# Provided passage
[Begin]

Wednesday, February 13, 2008

Get a Room

6 Degrees of Blondness


1. "What are the odds? My party's base despises me, too!"

2. "Three words of advice, Hill. Three little words. James. Earl. Ray."

3. "Bob Dole just sent me a case of Viagra, so why don't you introduce me to this 'pimped out' daughter of yours."

4. "Sorry, Hill, it would never work. I'm also an 'Active Top.' Try asking Edwards."

5. "Yeah, it really sucks to have the only obstacle to your nomination being a slick-talking liberal hillbilly that constantly reminds your base what a weak candidate you are. But enough about Bill, let me tell you about my problems with Huckabee."

6. "What are the odds? George Soros pays the salaries of my campaign operatives, too!"

7. "You were incredible. Did I say incredible? I meant unbelievable. But enough about your CPAC speech."

8. "Hmmm, so you're saying if we had a 'Human Rights Commission' like Canada, we could get Rush Limbaugh to STFU? I like your thinking, Maverick."

9. "Mrs. Clinton, are you trying to seduce me?"

10. "Sorry, Hill. You're just a little too conservative to be my running mate."

Very Brady Best of duke of red
♪ "Boy the way Glen Miller played, songs that made the hit parade, guys like us we had it made,
those were the days..." ♪

Best of Son Of The Godfather
"X-tasy is freakin' awesome."

Best of Mr. Right
"...And after I'm elected, I appoint you to the Supreme Court. That ought to REALLY drive Limbaugh crazy!"

Best of Robert
Little Timmy, left, works to control his nausea.

Best of jeff
John: "Hey, Hill, thanks for those little blue pills you got from Bill - they were fantastic!"
Hillary: "No problem - it wasn't like he was going to use them with me anyway."

Best of dj
"My newest intern's an 8 year old meth addict!"...""Mine is an elderly Geritol saleswoman that I met while campaigning in Des Moines."

Best of Jack Reacher
"So we're agreed; regardless of who wins, the Fairness Doctrine and punitive IRS audits begin January 21."

Best of lawhawk
Here's the deal. I wont call you Hitler and you won't call me. Deal?

Best of prince of leaves
Why are these two smiling? He just asked her to be his running mate, she just realized how useful the dry run with Vince Foster has become.

Best of ochagirl
A moment of bliss before their extra-strength laxatives kicked in. Never accept cookies from your political opponents.

30 comments:

Anonymous said...

"Yes, John, I use this scarf to hide my neck waddle. Too bad you can't do the same."

Son Of The Godfather said...

"X-tasy is freakin' awesome."

Son Of The Godfather said...

Gozer: "The Traveller has come. Choose and perish."

Venkman: "Is he talking to us?"

Winston: "What's he talking about? Choose what?"

Stantz: "What do you mean "choose?" We don't understand!"

Gozer: "CHOOSE!!"

[End]

# Dataset extract
[Begin]

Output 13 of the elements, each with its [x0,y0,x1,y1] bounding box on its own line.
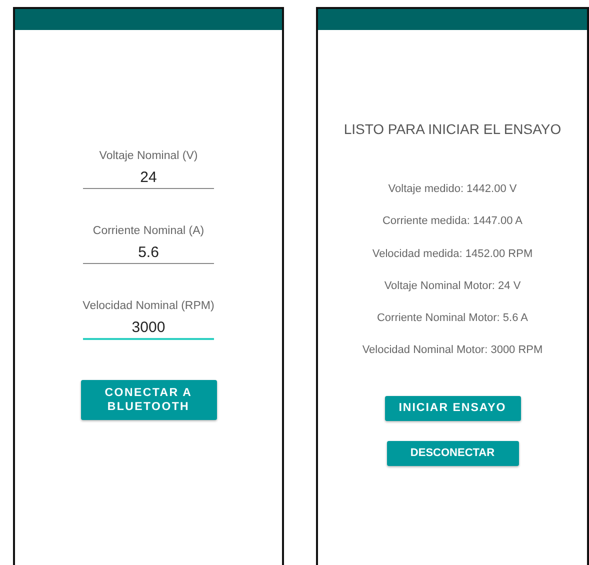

[End]

# Written instruction A
From the caption post, copy the stretch from "Best of prince" through "Foster has become." word for word.
# Written instruction B
In the caption post, name every character who speaks in the dialogue quoted in the final comment.
# Written instruction C
In the caption post, where was the elderly Geritol saleswoman met?

# Written response A
Best of prince of leaves
Why are these two smiling? He just asked her to be his running mate, she just realized how useful the dry run with Vince Foster has become.

# Written response B
Gozer, Venkman, Winston, Stantz

# Written response C
She was met while campaigning in Des Moines.